## [Task goal]
Find the number of lines containing the string "则下列说法正确的是" in the data. Answer with the number by itself.

## [Supplied data]

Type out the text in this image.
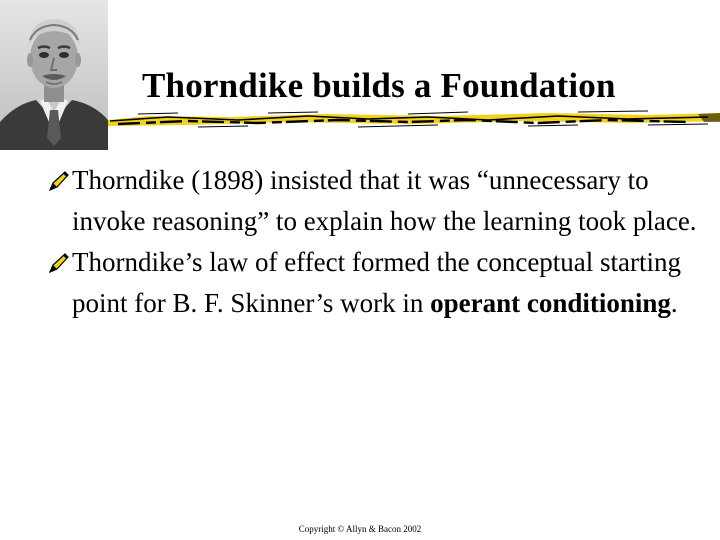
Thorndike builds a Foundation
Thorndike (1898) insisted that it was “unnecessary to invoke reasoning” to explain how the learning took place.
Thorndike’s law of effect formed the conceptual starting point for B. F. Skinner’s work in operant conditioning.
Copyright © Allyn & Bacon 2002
...
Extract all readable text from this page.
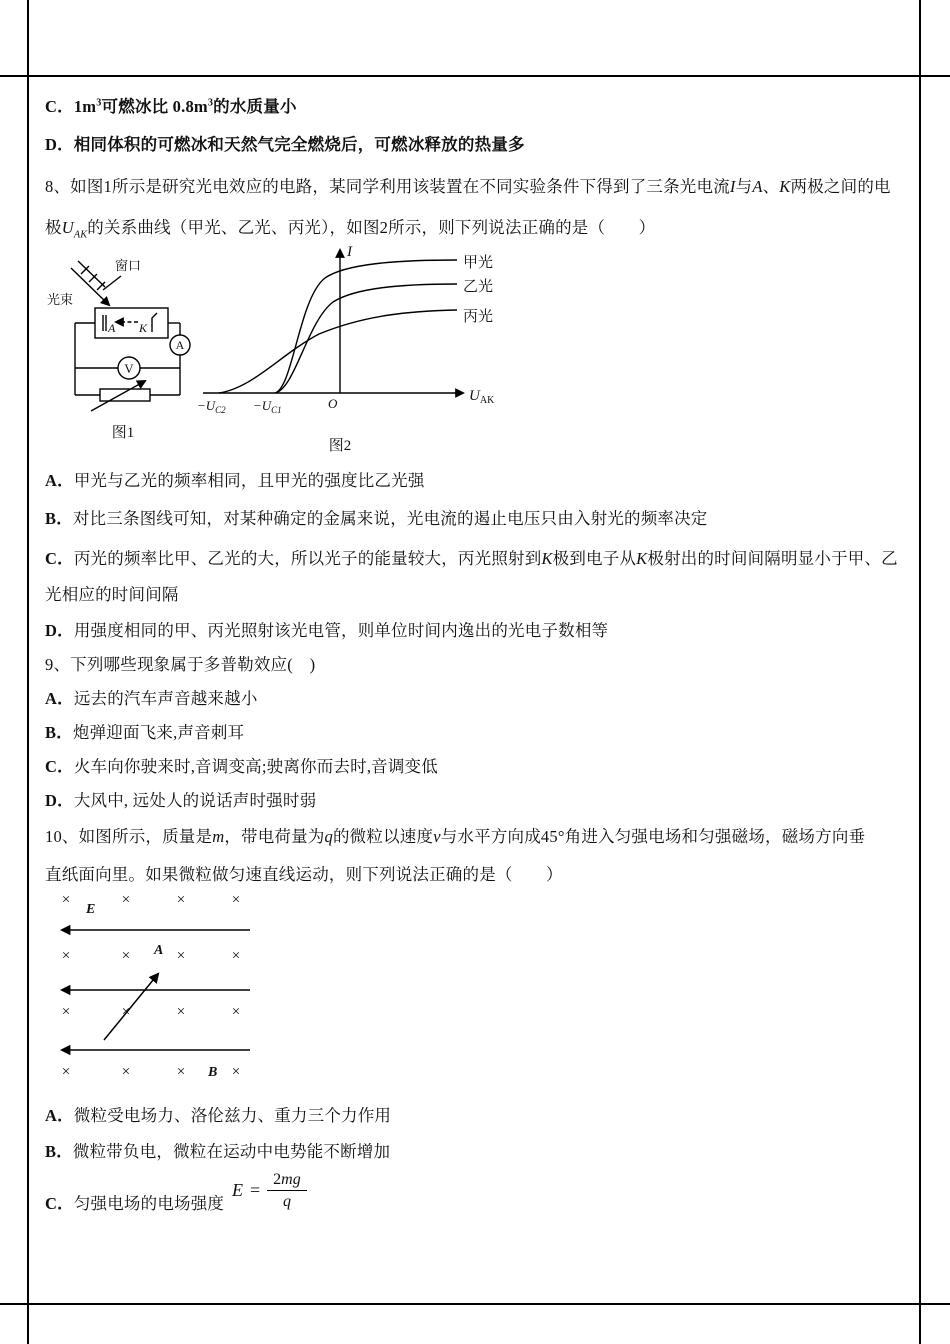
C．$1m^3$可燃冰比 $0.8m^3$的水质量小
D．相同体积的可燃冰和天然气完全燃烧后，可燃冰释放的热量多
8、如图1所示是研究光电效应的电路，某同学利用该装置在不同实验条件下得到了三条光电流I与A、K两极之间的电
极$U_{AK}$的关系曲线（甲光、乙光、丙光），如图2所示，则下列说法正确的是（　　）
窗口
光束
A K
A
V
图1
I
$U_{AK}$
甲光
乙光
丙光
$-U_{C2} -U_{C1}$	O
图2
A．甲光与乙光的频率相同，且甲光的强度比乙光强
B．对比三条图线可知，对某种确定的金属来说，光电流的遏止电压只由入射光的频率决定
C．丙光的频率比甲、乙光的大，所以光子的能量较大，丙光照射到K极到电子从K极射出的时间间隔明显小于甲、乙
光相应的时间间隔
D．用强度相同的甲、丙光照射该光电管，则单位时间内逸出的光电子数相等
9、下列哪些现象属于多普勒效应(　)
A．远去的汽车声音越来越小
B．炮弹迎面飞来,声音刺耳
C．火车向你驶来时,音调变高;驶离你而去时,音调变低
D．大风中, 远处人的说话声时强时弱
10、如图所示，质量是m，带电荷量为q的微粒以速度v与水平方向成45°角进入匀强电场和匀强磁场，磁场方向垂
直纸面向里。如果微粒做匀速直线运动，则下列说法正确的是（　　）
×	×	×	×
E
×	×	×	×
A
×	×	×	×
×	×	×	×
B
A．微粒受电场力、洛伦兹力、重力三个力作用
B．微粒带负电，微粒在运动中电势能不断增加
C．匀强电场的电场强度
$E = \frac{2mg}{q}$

## [Exercise result]
2